### Work order
Please set down each entry exactly, omitting any picture it holds.

■ ■ ■

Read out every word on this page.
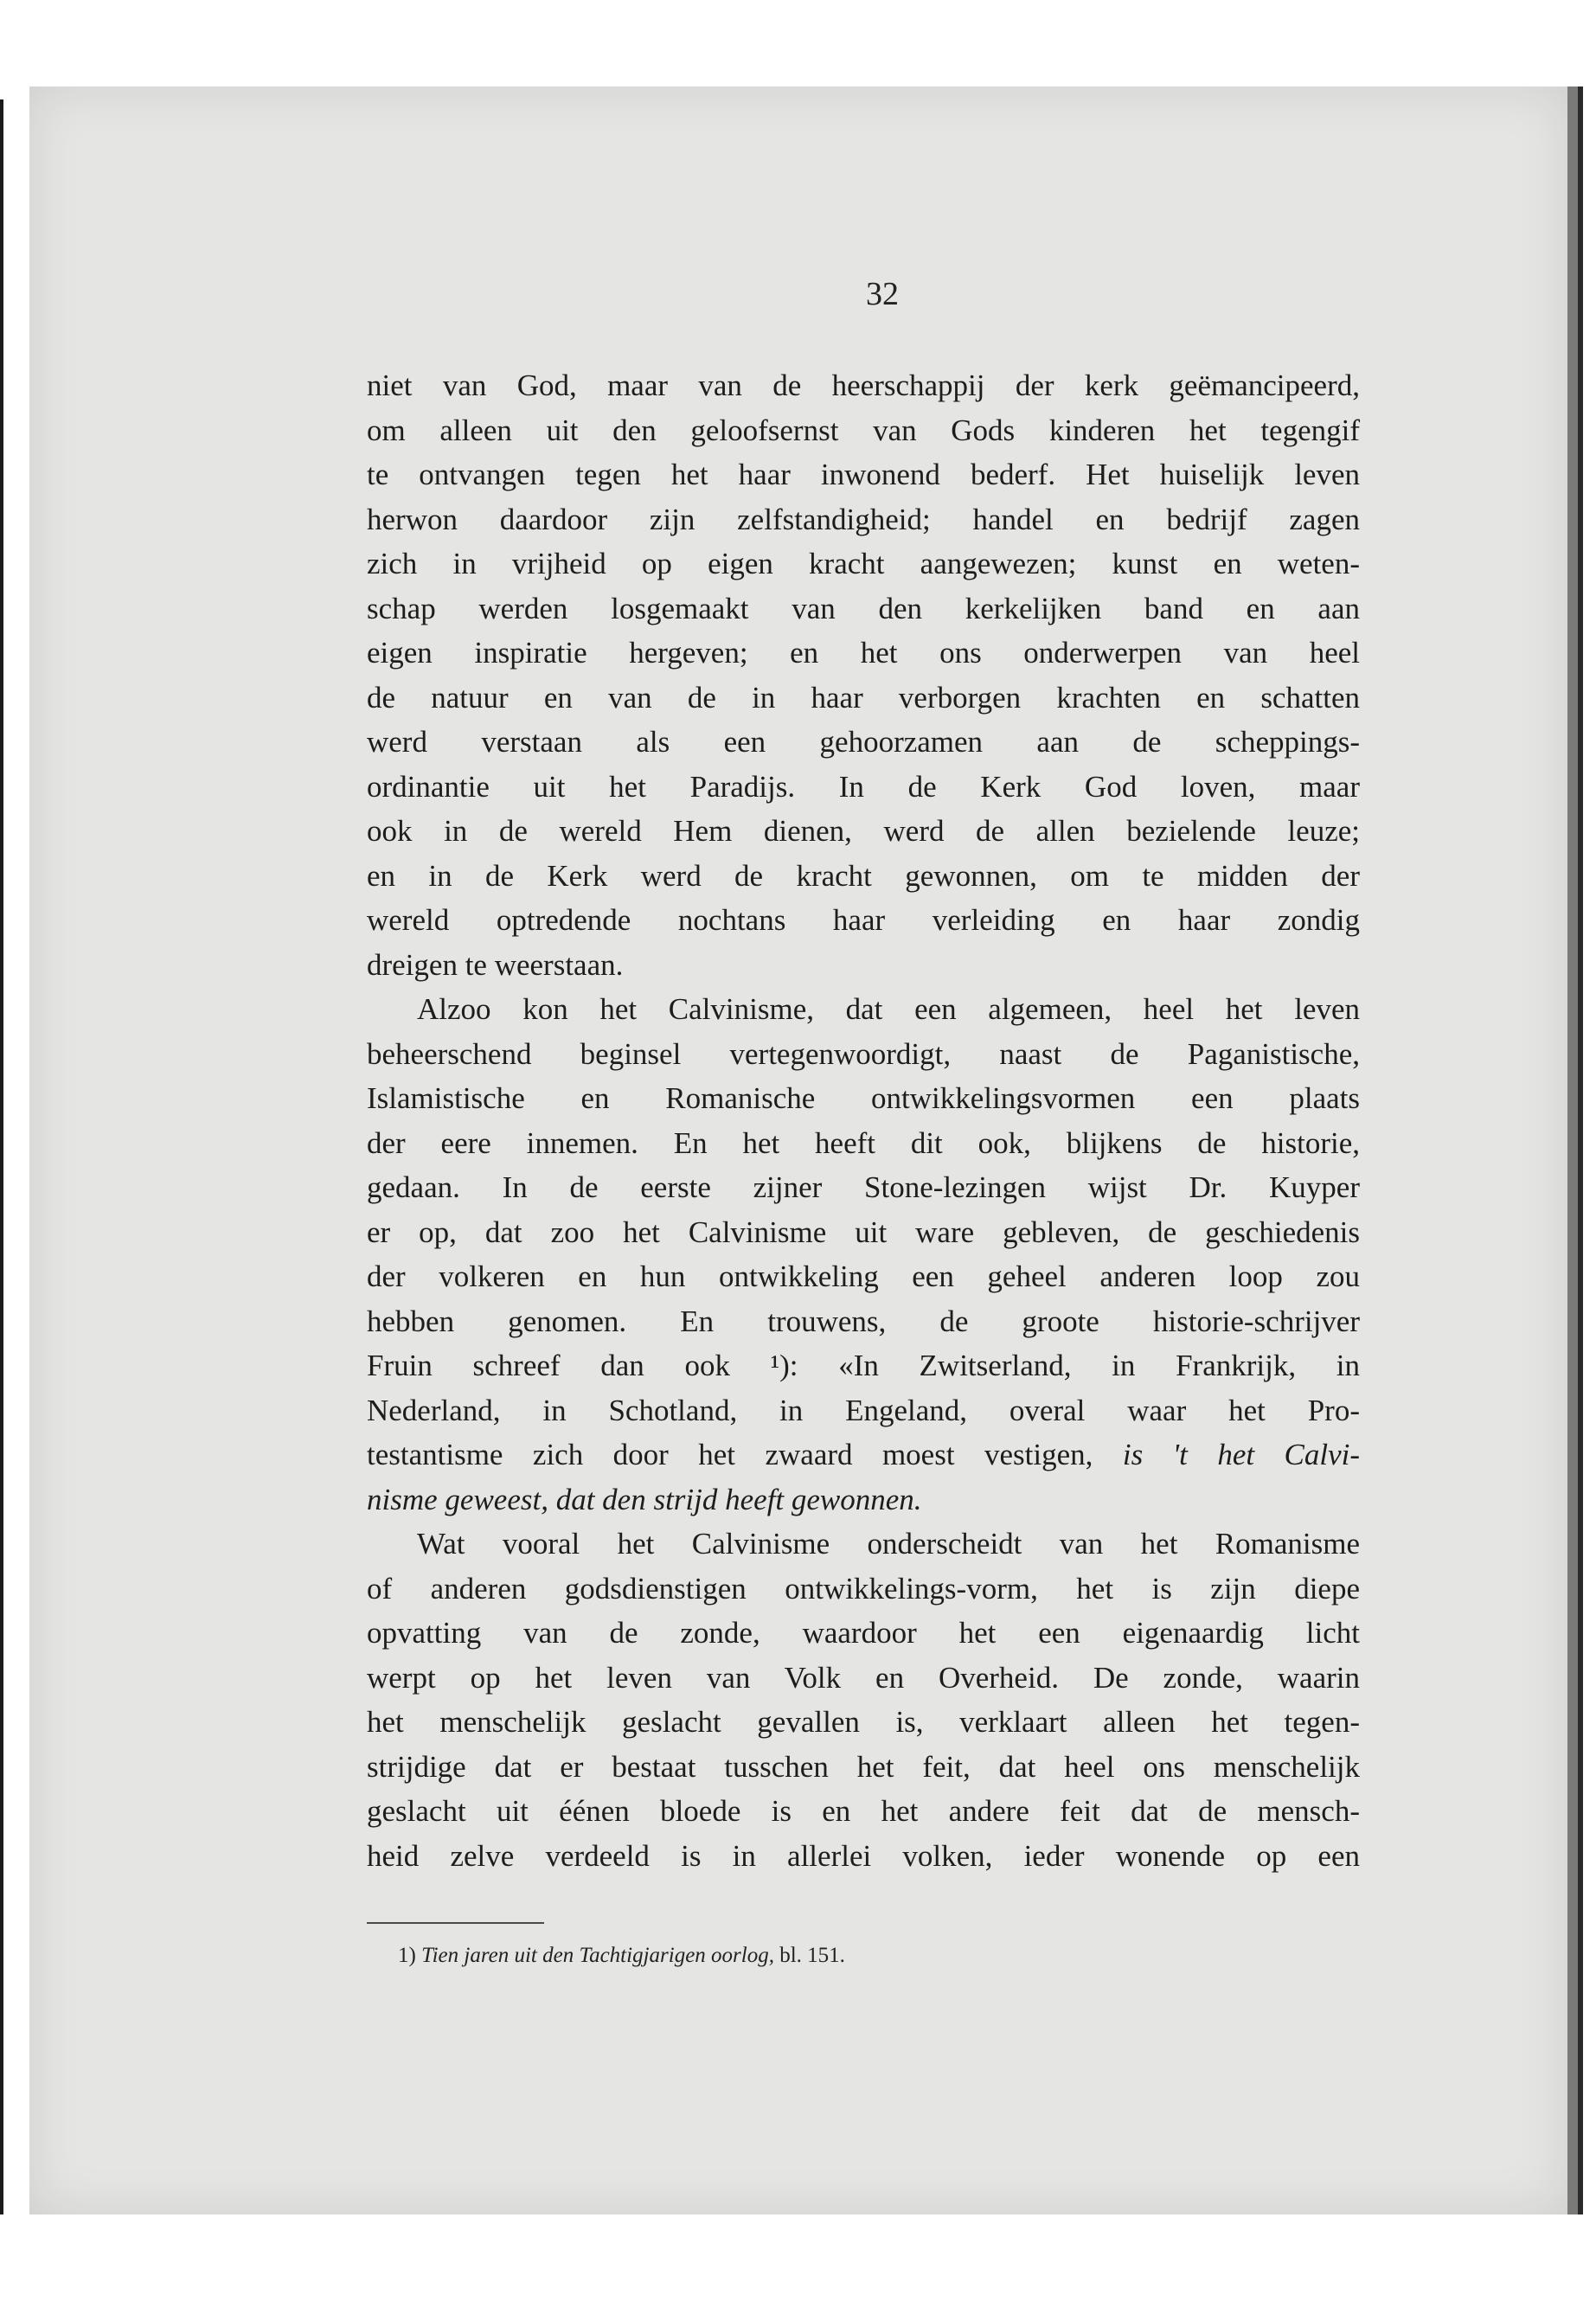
32
niet van God, maar van de heerschappij der kerk geëmancipeerd,
om alleen uit den geloofsernst van Gods kinderen het tegengif
te ontvangen tegen het haar inwonend bederf. Het huiselijk leven
herwon daardoor zijn zelfstandigheid; handel en bedrijf zagen
zich in vrijheid op eigen kracht aangewezen; kunst en weten-
schap werden losgemaakt van den kerkelijken band en aan
eigen inspiratie hergeven; en het ons onderwerpen van heel
de natuur en van de in haar verborgen krachten en schatten
werd verstaan als een gehoorzamen aan de scheppings-
ordinantie uit het Paradijs. In de Kerk God loven, maar
ook in de wereld Hem dienen, werd de allen bezielende leuze;
en in de Kerk werd de kracht gewonnen, om te midden der
wereld optredende nochtans haar verleiding en haar zondig
dreigen te weerstaan.
Alzoo kon het Calvinisme, dat een algemeen, heel het leven
beheerschend beginsel vertegenwoordigt, naast de Paganistische,
Islamistische en Romanische ontwikkelingsvormen een plaats
der eere innemen. En het heeft dit ook, blijkens de historie,
gedaan. In de eerste zijner Stone-lezingen wijst Dr. Kuyper
er op, dat zoo het Calvinisme uit ware gebleven, de geschiedenis
der volkeren en hun ontwikkeling een geheel anderen loop zou
hebben genomen. En trouwens, de groote historie-schrijver
Fruin schreef dan ook ¹): «In Zwitserland, in Frankrijk, in
Nederland, in Schotland, in Engeland, overal waar het Pro-
testantisme zich door het zwaard moest vestigen, is 't het Calvi-
nisme geweest, dat den strijd heeft gewonnen.
Wat vooral het Calvinisme onderscheidt van het Romanisme
of anderen godsdienstigen ontwikkelings-vorm, het is zijn diepe
opvatting van de zonde, waardoor het een eigenaardig licht
werpt op het leven van Volk en Overheid. De zonde, waarin
het menschelijk geslacht gevallen is, verklaart alleen het tegen-
strijdige dat er bestaat tusschen het feit, dat heel ons menschelijk
geslacht uit éénen bloede is en het andere feit dat de mensch-
heid zelve verdeeld is in allerlei volken, ieder wonende op een
1) Tien jaren uit den Tachtigjarigen oorlog, bl. 151.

■ ■ ■

### The completed task
Read out every word on this page.
32
niet van God, maar van de heerschappij der kerk geëmancipeerd,
om alleen uit den geloofsernst van Gods kinderen het tegengif
te ontvangen tegen het haar inwonend bederf. Het huiselijk leven
herwon daardoor zijn zelfstandigheid; handel en bedrijf zagen
zich in vrijheid op eigen kracht aangewezen; kunst en weten-
schap werden losgemaakt van den kerkelijken band en aan
eigen inspiratie hergeven; en het ons onderwerpen van heel
de natuur en van de in haar verborgen krachten en schatten
werd verstaan als een gehoorzamen aan de scheppings-
ordinantie uit het Paradijs. In de Kerk God loven, maar
ook in de wereld Hem dienen, werd de allen bezielende leuze;
en in de Kerk werd de kracht gewonnen, om te midden der
wereld optredende nochtans haar verleiding en haar zondig
dreigen te weerstaan.
Alzoo kon het Calvinisme, dat een algemeen, heel het leven
beheerschend beginsel vertegenwoordigt, naast de Paganistische,
Islamistische en Romanische ontwikkelingsvormen een plaats
der eere innemen. En het heeft dit ook, blijkens de historie,
gedaan. In de eerste zijner Stone-lezingen wijst Dr. Kuyper
er op, dat zoo het Calvinisme uit ware gebleven, de geschiedenis
der volkeren en hun ontwikkeling een geheel anderen loop zou
hebben genomen. En trouwens, de groote historie-schrijver
Fruin schreef dan ook ¹): «In Zwitserland, in Frankrijk, in
Nederland, in Schotland, in Engeland, overal waar het Pro-
testantisme zich door het zwaard moest vestigen, is 't het Calvi-
nisme geweest, dat den strijd heeft gewonnen.
Wat vooral het Calvinisme onderscheidt van het Romanisme
of anderen godsdienstigen ontwikkelings-vorm, het is zijn diepe
opvatting van de zonde, waardoor het een eigenaardig licht
werpt op het leven van Volk en Overheid. De zonde, waarin
het menschelijk geslacht gevallen is, verklaart alleen het tegen-
strijdige dat er bestaat tusschen het feit, dat heel ons menschelijk
geslacht uit éénen bloede is en het andere feit dat de mensch-
heid zelve verdeeld is in allerlei volken, ieder wonende op een
1) Tien jaren uit den Tachtigjarigen oorlog, bl. 151.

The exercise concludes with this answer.